**What you are asked to do:** Every entry below must be repeated exactly; skip the pictures.

┄┄┄┄┄┄┄┄┄┄┄┄┄┄┄┄┄┄┄┄

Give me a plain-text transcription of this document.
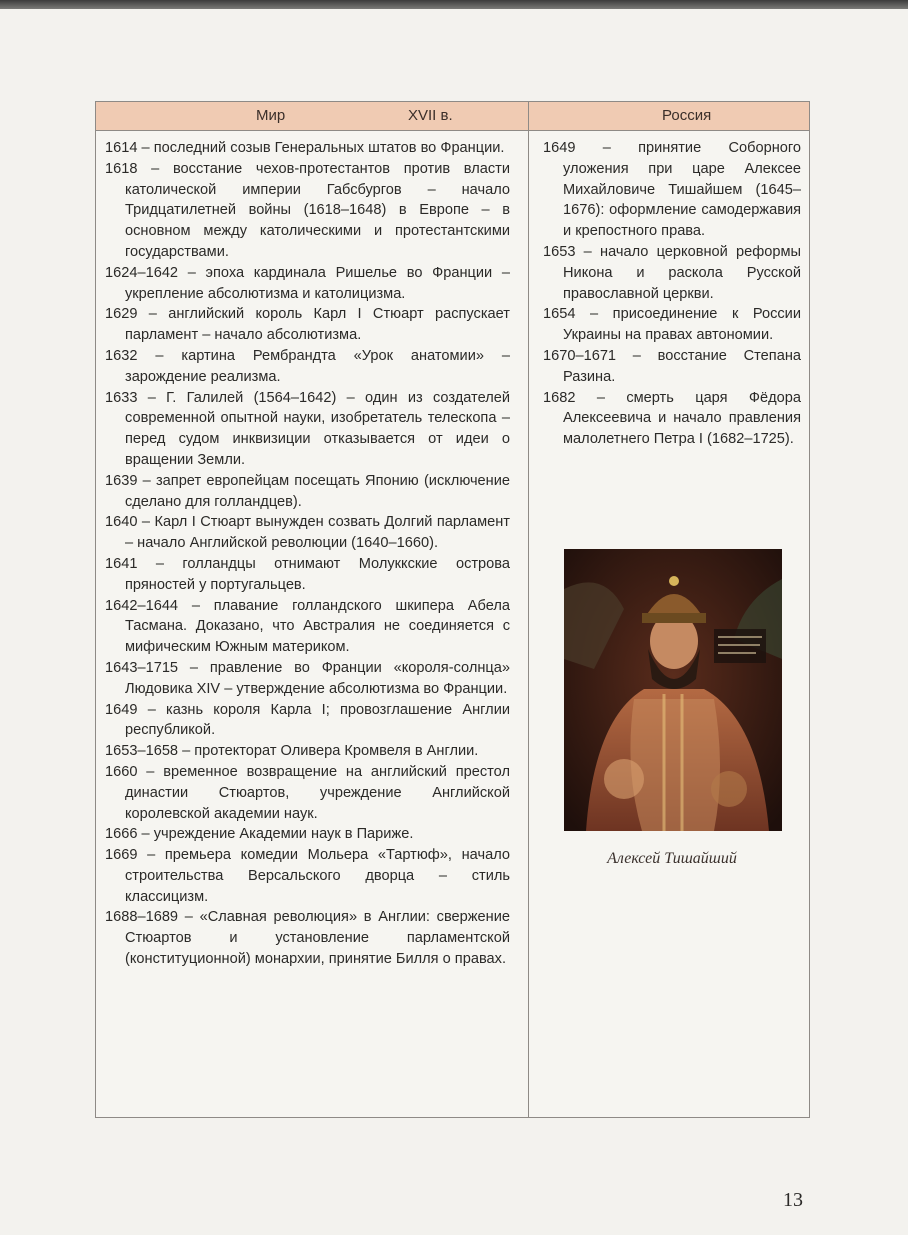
Мир	XVII в.	Россия

1614 – последний созыв Генеральных штатов во Франции.

1618 – восстание чехов-протестантов против власти католической империи Габсбургов – начало Тридцатилетней войны (1618–1648) в Европе – в основном между католическими и протестантскими государствами.

1624–1642 – эпоха кардинала Ришелье во Франции – укрепление абсолютизма и католицизма.

1629 – английский король Карл I Стюарт распускает парламент – начало абсолютизма.

1632 – картина Рембрандта «Урок анатомии» – зарождение реализма.

1633 – Г. Галилей (1564–1642) – один из создателей современной опытной науки, изобретатель телескопа – перед судом инквизиции отказывается от идеи о вращении Земли.

1639 – запрет европейцам посещать Японию (исключение сделано для голландцев).

1640 – Карл I Стюарт вынужден созвать Долгий парламент – начало Английской революции (1640–1660).

1641 – голландцы отнимают Молуккские острова пряностей у португальцев.

1642–1644 – плавание голландского шкипера Абела Тасмана. Доказано, что Австралия не соединяется с мифическим Южным материком.

1643–1715 – правление во Франции «короля-солнца» Людовика XIV – утверждение абсолютизма во Франции.

1649 – казнь короля Карла I; провозглашение Англии республикой.

1653–1658 – протекторат Оливера Кромвеля в Англии.

1660 – временное возвращение на английский престол династии Стюартов, учреждение Английской королевской академии наук.

1666 – учреждение Академии наук в Париже.

1669 – премьера комедии Мольера «Тартюф», начало строительства Версальского дворца – стиль классицизм.

1688–1689 – «Славная революция» в Англии: свержение Стюартов и установление парламентской (конституционной) монархии, принятие Билля о правах.

1649 – принятие Соборного уложения при царе Алексее Михайловиче Тишайшем (1645–1676): оформление самодержавия и крепостного права.

1653 – начало церковной реформы Никона и раскола Русской православной церкви.

1654 – присоединение к России Украины на правах автономии.

1670–1671 – восстание Степана Разина.

1682 – смерть царя Фёдора Алексеевича и начало правления малолетнего Петра I (1682–1725).

Алексей Тишайший
13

┄┄┄┄┄┄┄┄┄┄┄┄┄┄┄┄┄┄┄┄

**Finished answer:**
Give me a plain-text transcription of this document.
Мир	XVII в.	Россия

1614 – последний созыв Генеральных штатов во Франции.

1618 – восстание чехов-протестантов против власти католической империи Габсбургов – начало Тридцатилетней войны (1618–1648) в Европе – в основном между католическими и протестантскими государствами.

1624–1642 – эпоха кардинала Ришелье во Франции – укрепление абсолютизма и католицизма.

1629 – английский король Карл I Стюарт распускает парламент – начало абсолютизма.

1632 – картина Рембрандта «Урок анатомии» – зарождение реализма.

1633 – Г. Галилей (1564–1642) – один из создателей современной опытной науки, изобретатель телескопа – перед судом инквизиции отказывается от идеи о вращении Земли.

1639 – запрет европейцам посещать Японию (исключение сделано для голландцев).

1640 – Карл I Стюарт вынужден созвать Долгий парламент – начало Английской революции (1640–1660).

1641 – голландцы отнимают Молуккские острова пряностей у португальцев.

1642–1644 – плавание голландского шкипера Абела Тасмана. Доказано, что Австралия не соединяется с мифическим Южным материком.

1643–1715 – правление во Франции «короля-солнца» Людовика XIV – утверждение абсолютизма во Франции.

1649 – казнь короля Карла I; провозглашение Англии республикой.

1653–1658 – протекторат Оливера Кромвеля в Англии.

1660 – временное возвращение на английский престол династии Стюартов, учреждение Английской королевской академии наук.

1666 – учреждение Академии наук в Париже.

1669 – премьера комедии Мольера «Тартюф», начало строительства Версальского дворца – стиль классицизм.

1688–1689 – «Славная революция» в Англии: свержение Стюартов и установление парламентской (конституционной) монархии, принятие Билля о правах.

1649 – принятие Соборного уложения при царе Алексее Михайловиче Тишайшем (1645–1676): оформление самодержавия и крепостного права.

1653 – начало церковной реформы Никона и раскола Русской православной церкви.

1654 – присоединение к России Украины на правах автономии.

1670–1671 – восстание Степана Разина.

1682 – смерть царя Фёдора Алексеевича и начало правления малолетнего Петра I (1682–1725).

Алексей Тишайший
13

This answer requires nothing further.